## GIVEN REQUEST
Pictures stay out of your copy, but everything else in the records below must be repeated exactly.

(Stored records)
□ □ □

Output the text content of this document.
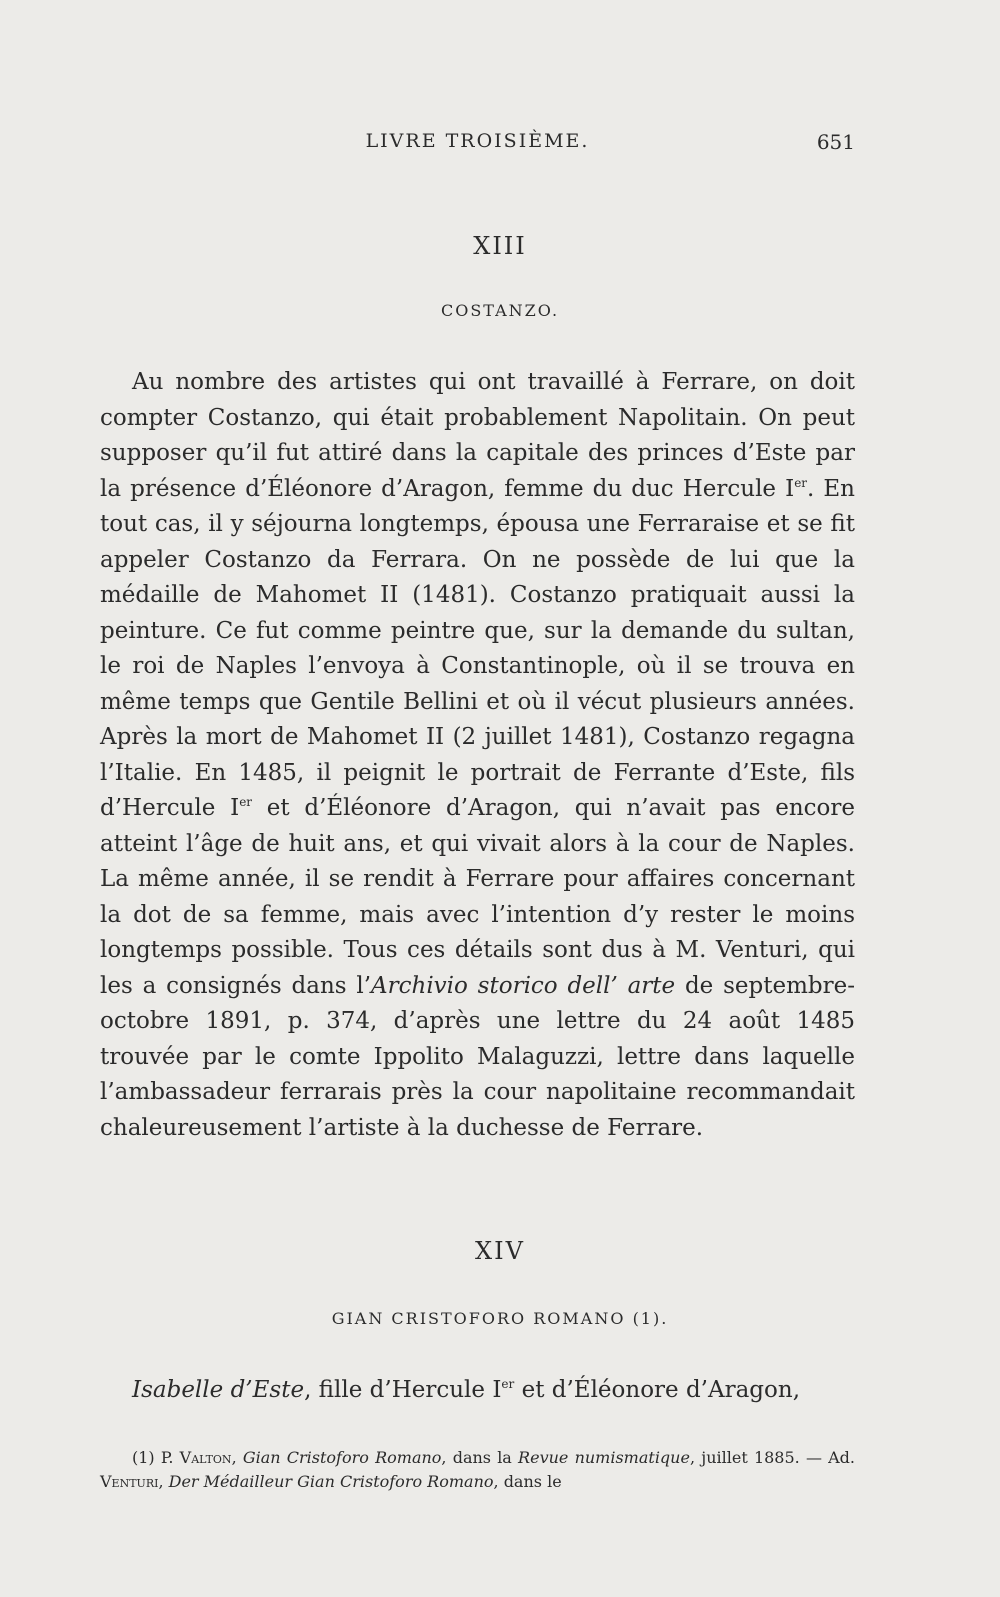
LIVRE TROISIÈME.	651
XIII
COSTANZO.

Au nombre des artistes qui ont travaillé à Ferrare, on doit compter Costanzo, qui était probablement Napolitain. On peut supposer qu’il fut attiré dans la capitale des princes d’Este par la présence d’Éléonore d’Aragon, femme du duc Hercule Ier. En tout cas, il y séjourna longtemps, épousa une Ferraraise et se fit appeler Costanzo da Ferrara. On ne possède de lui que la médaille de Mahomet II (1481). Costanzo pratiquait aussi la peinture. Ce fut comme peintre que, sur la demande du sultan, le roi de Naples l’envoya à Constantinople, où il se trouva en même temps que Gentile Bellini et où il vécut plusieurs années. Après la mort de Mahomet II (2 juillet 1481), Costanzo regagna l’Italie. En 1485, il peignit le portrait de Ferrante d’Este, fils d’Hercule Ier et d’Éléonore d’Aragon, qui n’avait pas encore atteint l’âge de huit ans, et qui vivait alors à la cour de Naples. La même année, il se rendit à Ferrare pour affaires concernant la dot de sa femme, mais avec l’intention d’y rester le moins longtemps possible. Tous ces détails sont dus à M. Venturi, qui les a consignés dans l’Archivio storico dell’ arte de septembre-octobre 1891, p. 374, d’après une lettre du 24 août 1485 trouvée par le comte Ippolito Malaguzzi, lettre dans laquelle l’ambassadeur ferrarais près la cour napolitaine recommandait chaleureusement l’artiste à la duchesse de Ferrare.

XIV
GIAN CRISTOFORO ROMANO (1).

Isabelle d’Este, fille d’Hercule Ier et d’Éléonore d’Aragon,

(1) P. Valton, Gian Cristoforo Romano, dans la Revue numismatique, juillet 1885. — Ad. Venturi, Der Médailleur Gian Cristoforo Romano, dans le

□ □ □

## COMPLETE ANSWER
Output the text content of this document.
LIVRE TROISIÈME.	651
XIII
COSTANZO.

Au nombre des artistes qui ont travaillé à Ferrare, on doit compter Costanzo, qui était probablement Napolitain. On peut supposer qu’il fut attiré dans la capitale des princes d’Este par la présence d’Éléonore d’Aragon, femme du duc Hercule Ier. En tout cas, il y séjourna longtemps, épousa une Ferraraise et se fit appeler Costanzo da Ferrara. On ne possède de lui que la médaille de Mahomet II (1481). Costanzo pratiquait aussi la peinture. Ce fut comme peintre que, sur la demande du sultan, le roi de Naples l’envoya à Constantinople, où il se trouva en même temps que Gentile Bellini et où il vécut plusieurs années. Après la mort de Mahomet II (2 juillet 1481), Costanzo regagna l’Italie. En 1485, il peignit le portrait de Ferrante d’Este, fils d’Hercule Ier et d’Éléonore d’Aragon, qui n’avait pas encore atteint l’âge de huit ans, et qui vivait alors à la cour de Naples. La même année, il se rendit à Ferrare pour affaires concernant la dot de sa femme, mais avec l’intention d’y rester le moins longtemps possible. Tous ces détails sont dus à M. Venturi, qui les a consignés dans l’Archivio storico dell’ arte de septembre-octobre 1891, p. 374, d’après une lettre du 24 août 1485 trouvée par le comte Ippolito Malaguzzi, lettre dans laquelle l’ambassadeur ferrarais près la cour napolitaine recommandait chaleureusement l’artiste à la duchesse de Ferrare.

XIV
GIAN CRISTOFORO ROMANO (1).

Isabelle d’Este, fille d’Hercule Ier et d’Éléonore d’Aragon,

(1) P. Valton, Gian Cristoforo Romano, dans la Revue numismatique, juillet 1885. — Ad. Venturi, Der Médailleur Gian Cristoforo Romano, dans le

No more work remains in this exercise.